Short problem: Write the count of lines that contain the word "America" and nothing else.

Records provided:
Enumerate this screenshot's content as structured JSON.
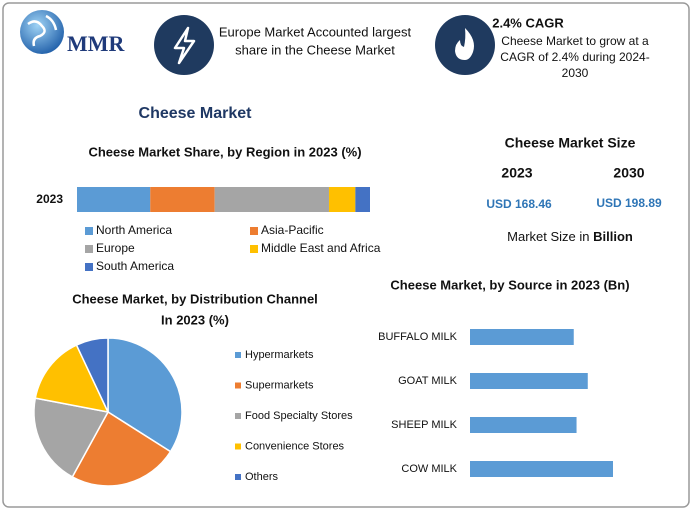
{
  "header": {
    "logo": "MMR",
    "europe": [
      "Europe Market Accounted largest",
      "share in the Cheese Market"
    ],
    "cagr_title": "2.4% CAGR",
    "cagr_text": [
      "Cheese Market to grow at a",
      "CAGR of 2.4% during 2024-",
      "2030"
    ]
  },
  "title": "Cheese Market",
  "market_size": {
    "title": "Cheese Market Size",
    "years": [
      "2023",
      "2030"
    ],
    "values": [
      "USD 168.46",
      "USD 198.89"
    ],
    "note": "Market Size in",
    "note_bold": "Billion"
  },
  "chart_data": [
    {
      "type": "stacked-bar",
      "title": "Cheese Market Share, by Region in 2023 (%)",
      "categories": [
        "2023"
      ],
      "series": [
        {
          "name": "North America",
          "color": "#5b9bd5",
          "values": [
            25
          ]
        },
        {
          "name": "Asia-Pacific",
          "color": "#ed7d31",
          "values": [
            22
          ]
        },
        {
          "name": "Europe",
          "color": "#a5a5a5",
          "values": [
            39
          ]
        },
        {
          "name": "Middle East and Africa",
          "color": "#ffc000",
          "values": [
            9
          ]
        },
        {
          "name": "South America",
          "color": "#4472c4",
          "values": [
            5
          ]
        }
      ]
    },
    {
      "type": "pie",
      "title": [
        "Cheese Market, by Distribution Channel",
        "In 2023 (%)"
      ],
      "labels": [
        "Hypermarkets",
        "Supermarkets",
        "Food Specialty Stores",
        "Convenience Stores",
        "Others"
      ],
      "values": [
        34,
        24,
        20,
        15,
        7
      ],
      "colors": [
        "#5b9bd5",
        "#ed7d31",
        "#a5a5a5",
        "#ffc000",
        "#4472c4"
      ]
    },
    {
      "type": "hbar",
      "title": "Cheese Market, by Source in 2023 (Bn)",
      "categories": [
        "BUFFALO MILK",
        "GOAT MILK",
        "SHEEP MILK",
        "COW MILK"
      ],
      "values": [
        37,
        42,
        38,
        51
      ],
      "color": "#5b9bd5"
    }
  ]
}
...
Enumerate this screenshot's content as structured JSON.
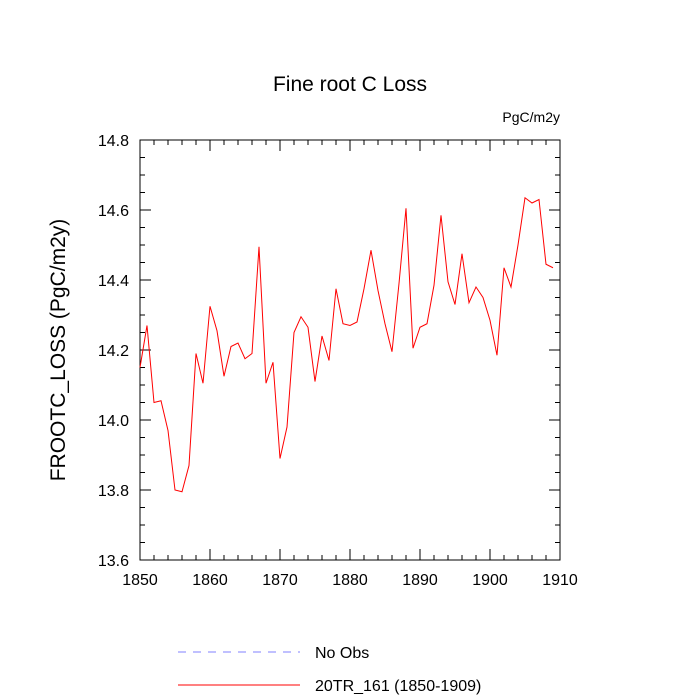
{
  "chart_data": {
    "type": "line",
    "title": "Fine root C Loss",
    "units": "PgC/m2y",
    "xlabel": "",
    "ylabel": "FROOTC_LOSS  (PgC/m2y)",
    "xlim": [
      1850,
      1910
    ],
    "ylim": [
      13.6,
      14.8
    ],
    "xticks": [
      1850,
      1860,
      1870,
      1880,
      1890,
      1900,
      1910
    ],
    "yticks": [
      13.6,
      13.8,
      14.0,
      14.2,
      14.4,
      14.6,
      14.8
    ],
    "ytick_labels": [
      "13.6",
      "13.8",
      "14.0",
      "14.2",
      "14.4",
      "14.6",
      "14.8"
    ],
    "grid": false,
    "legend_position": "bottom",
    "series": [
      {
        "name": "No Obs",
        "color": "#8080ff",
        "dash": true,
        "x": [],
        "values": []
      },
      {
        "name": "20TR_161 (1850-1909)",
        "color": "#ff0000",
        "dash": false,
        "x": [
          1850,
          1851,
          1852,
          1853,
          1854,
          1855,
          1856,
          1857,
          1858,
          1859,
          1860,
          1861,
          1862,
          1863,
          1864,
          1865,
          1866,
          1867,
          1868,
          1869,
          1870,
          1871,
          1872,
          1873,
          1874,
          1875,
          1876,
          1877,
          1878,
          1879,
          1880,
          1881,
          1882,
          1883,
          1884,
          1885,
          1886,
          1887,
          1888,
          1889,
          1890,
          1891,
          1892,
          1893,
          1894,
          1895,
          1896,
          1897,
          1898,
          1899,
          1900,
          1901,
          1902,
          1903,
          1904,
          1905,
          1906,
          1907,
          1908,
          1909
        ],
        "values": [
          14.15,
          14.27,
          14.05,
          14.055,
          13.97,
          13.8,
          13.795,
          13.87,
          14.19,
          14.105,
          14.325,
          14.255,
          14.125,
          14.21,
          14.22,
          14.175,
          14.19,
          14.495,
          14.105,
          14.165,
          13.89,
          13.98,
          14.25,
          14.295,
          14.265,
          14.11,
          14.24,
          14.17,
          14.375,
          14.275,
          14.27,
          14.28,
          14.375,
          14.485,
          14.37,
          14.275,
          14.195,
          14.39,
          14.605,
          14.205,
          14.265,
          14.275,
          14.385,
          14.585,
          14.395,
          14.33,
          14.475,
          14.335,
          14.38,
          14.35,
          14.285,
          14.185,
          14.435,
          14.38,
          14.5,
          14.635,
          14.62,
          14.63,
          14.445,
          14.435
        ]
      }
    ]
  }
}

Finished answer: 2